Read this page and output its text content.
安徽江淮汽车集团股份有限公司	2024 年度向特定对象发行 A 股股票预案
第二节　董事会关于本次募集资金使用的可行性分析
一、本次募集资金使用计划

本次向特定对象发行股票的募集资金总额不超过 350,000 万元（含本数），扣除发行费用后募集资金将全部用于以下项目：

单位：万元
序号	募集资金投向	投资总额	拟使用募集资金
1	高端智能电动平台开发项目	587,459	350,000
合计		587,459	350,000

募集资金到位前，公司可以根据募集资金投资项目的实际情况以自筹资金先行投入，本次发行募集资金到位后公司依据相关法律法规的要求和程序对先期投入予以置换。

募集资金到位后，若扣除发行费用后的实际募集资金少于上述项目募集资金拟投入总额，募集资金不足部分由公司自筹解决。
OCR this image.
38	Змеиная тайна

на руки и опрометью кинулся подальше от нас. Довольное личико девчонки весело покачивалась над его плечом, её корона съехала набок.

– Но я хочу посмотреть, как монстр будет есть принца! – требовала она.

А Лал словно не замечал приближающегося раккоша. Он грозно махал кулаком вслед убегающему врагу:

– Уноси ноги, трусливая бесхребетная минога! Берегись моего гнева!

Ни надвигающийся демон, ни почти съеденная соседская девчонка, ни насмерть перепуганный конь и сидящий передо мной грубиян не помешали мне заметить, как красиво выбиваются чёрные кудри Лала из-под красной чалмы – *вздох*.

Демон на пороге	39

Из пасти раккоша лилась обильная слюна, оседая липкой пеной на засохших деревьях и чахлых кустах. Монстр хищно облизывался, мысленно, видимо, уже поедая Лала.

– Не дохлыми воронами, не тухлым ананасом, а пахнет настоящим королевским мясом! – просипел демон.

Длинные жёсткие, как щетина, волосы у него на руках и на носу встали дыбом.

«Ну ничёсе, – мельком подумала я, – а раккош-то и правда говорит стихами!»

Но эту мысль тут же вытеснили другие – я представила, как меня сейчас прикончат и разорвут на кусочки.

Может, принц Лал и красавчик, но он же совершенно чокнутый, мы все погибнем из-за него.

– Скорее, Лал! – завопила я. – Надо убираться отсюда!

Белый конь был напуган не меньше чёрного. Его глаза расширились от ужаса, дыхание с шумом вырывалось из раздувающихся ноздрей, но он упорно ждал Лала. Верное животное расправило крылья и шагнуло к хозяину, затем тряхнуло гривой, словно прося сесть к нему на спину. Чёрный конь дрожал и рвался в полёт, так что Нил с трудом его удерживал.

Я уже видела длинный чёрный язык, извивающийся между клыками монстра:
------------------------------------------------
**Task prompt:**
Say how many lines in the records hold the string "него", and say nothing else.

**Written response:**
2